Short task >> Omit the images. Copy each entry word for word.

# # #

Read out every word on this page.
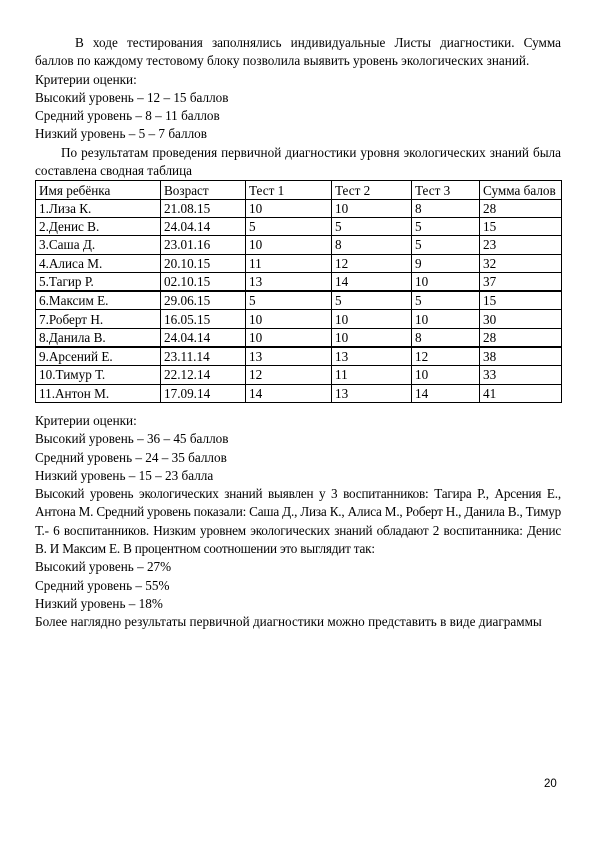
В ходе тестирования заполнялись индивидуальные Листы диагностики. Сумма баллов по каждому тестовому блоку позволила выявить уровень экологических знаний.

Критерии оценки:

Высокий уровень – 12 – 15 баллов

Средний уровень – 8 – 11 баллов

Низкий уровень – 5 – 7 баллов

По результатам проведения первичной диагностики уровня экологических знаний была составлена сводная таблица

Имя ребёнка	Возраст	Тест 1	Тест 2	Тест 3	Сумма балов
1.Лиза К.	21.08.15	10	10	8	28
2.Денис В.	24.04.14	5	5	5	15
3.Саша Д.	23.01.16	10	8	5	23
4.Алиса М.	20.10.15	11	12	9	32
5.Тагир Р.	02.10.15	13	14	10	37
6.Максим Е.	29.06.15	5	5	5	15
7.Роберт Н.	16.05.15	10	10	10	30
8.Данила В.	24.04.14	10	10	8	28
9.Арсений Е.	23.11.14	13	13	12	38
10.Тимур Т.	22.12.14	12	11	10	33
11.Антон М.	17.09.14	14	13	14	41

Критерии оценки:

Высокий уровень – 36 – 45 баллов

Средний уровень – 24 – 35 баллов

Низкий уровень – 15 – 23 балла

Высокий уровень экологических знаний выявлен у 3 воспитанников: Тагира Р., Арсения Е., Антона М. Средний уровень показали: Саша Д., Лиза К., Алиса М., Роберт Н., Данила В., Тимур Т.- 6 воспитанников. Низким уровнем экологических знаний обладают 2 воспитанника: Денис В. И Максим Е. В процентном соотношении это выглядит так:

Высокий уровень – 27%

Средний уровень – 55%

Низкий уровень – 18%

Более наглядно результаты первичной диагностики можно представить в виде диаграммы

20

# # #

Task solution >>
Read out every word on this page.
В ходе тестирования заполнялись индивидуальные Листы диагностики. Сумма баллов по каждому тестовому блоку позволила выявить уровень экологических знаний.

Критерии оценки:

Высокий уровень – 12 – 15 баллов

Средний уровень – 8 – 11 баллов

Низкий уровень – 5 – 7 баллов

По результатам проведения первичной диагностики уровня экологических знаний была составлена сводная таблица

Имя ребёнка	Возраст	Тест 1	Тест 2	Тест 3	Сумма балов
1.Лиза К.	21.08.15	10	10	8	28
2.Денис В.	24.04.14	5	5	5	15
3.Саша Д.	23.01.16	10	8	5	23
4.Алиса М.	20.10.15	11	12	9	32
5.Тагир Р.	02.10.15	13	14	10	37
6.Максим Е.	29.06.15	5	5	5	15
7.Роберт Н.	16.05.15	10	10	10	30
8.Данила В.	24.04.14	10	10	8	28
9.Арсений Е.	23.11.14	13	13	12	38
10.Тимур Т.	22.12.14	12	11	10	33
11.Антон М.	17.09.14	14	13	14	41

Критерии оценки:

Высокий уровень – 36 – 45 баллов

Средний уровень – 24 – 35 баллов

Низкий уровень – 15 – 23 балла

Высокий уровень экологических знаний выявлен у 3 воспитанников: Тагира Р., Арсения Е., Антона М. Средний уровень показали: Саша Д., Лиза К., Алиса М., Роберт Н., Данила В., Тимур Т.- 6 воспитанников. Низким уровнем экологических знаний обладают 2 воспитанника: Денис В. И Максим Е. В процентном соотношении это выглядит так:

Высокий уровень – 27%

Средний уровень – 55%

Низкий уровень – 18%

Более наглядно результаты первичной диагностики можно представить в виде диаграммы

20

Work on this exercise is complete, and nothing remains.